/---

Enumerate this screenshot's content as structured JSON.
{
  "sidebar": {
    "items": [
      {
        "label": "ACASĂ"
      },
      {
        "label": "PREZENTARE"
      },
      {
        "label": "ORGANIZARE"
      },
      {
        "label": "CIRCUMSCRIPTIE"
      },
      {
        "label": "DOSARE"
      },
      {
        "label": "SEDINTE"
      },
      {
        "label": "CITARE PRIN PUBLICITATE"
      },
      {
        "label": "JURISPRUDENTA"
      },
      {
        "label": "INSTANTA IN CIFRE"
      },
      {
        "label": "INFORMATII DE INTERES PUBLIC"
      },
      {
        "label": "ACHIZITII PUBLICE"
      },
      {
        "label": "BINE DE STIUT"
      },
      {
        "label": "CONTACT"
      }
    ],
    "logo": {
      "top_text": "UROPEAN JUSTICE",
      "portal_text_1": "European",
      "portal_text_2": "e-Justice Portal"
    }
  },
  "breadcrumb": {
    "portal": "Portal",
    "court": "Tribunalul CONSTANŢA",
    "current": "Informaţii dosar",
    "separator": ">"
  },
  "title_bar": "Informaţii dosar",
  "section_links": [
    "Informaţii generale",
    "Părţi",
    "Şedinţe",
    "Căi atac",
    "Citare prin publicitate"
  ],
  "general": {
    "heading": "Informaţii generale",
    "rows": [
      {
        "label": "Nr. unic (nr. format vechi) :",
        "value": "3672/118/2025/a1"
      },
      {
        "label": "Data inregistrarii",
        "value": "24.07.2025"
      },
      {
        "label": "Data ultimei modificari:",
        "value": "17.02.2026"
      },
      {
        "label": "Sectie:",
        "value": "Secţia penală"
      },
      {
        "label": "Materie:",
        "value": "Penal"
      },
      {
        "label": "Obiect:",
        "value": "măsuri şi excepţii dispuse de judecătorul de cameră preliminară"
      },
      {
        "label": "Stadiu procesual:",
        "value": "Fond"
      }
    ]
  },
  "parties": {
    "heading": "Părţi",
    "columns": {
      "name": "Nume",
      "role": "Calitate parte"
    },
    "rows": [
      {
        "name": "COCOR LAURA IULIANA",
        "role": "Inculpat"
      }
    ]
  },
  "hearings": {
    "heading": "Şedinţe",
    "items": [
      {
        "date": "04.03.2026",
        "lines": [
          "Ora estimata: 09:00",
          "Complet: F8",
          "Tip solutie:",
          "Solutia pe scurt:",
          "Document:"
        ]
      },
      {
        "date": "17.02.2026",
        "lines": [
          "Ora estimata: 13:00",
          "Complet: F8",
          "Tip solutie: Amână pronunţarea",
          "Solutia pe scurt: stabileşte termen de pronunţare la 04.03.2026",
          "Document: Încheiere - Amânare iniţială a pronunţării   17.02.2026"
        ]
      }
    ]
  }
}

\---

Extract the data exactly as given.

Enumerate this screenshot's content as structured JSON.
{
  "sidebar": {
    "items": [
      {
        "label": "ACASĂ"
      },
      {
        "label": "PREZENTARE"
      },
      {
        "label": "ORGANIZARE"
      },
      {
        "label": "CIRCUMSCRIPTIE"
      },
      {
        "label": "DOSARE"
      },
      {
        "label": "SEDINTE"
      },
      {
        "label": "CITARE PRIN PUBLICITATE"
      },
      {
        "label": "JURISPRUDENTA"
      },
      {
        "label": "INSTANTA IN CIFRE"
      },
      {
        "label": "INFORMATII DE INTERES PUBLIC"
      },
      {
        "label": "ACHIZITII PUBLICE"
      },
      {
        "label": "BINE DE STIUT"
      },
      {
        "label": "CONTACT"
      }
    ],
    "logo": {
      "top_text": "UROPEAN JUSTICE",
      "portal_text_1": "European",
      "portal_text_2": "e-Justice Portal"
    }
  },
  "breadcrumb": {
    "portal": "Portal",
    "court": "Tribunalul CONSTANŢA",
    "current": "Informaţii dosar",
    "separator": ">"
  },
  "title_bar": "Informaţii dosar",
  "section_links": [
    "Informaţii generale",
    "Părţi",
    "Şedinţe",
    "Căi atac",
    "Citare prin publicitate"
  ],
  "general": {
    "heading": "Informaţii generale",
    "rows": [
      {
        "label": "Nr. unic (nr. format vechi) :",
        "value": "3672/118/2025/a1"
      },
      {
        "label": "Data inregistrarii",
        "value": "24.07.2025"
      },
      {
        "label": "Data ultimei modificari:",
        "value": "17.02.2026"
      },
      {
        "label": "Sectie:",
        "value": "Secţia penală"
      },
      {
        "label": "Materie:",
        "value": "Penal"
      },
      {
        "label": "Obiect:",
        "value": "măsuri şi excepţii dispuse de judecătorul de cameră preliminară"
      },
      {
        "label": "Stadiu procesual:",
        "value": "Fond"
      }
    ]
  },
  "parties": {
    "heading": "Părţi",
    "columns": {
      "name": "Nume",
      "role": "Calitate parte"
    },
    "rows": [
      {
        "name": "COCOR LAURA IULIANA",
        "role": "Inculpat"
      }
    ]
  },
  "hearings": {
    "heading": "Şedinţe",
    "items": [
      {
        "date": "04.03.2026",
        "lines": [
          "Ora estimata: 09:00",
          "Complet: F8",
          "Tip solutie:",
          "Solutia pe scurt:",
          "Document:"
        ]
      },
      {
        "date": "17.02.2026",
        "lines": [
          "Ora estimata: 13:00",
          "Complet: F8",
          "Tip solutie: Amână pronunţarea",
          "Solutia pe scurt: stabileşte termen de pronunţare la 04.03.2026",
          "Document: Încheiere - Amânare iniţială a pronunţării   17.02.2026"
        ]
      }
    ]
  }
}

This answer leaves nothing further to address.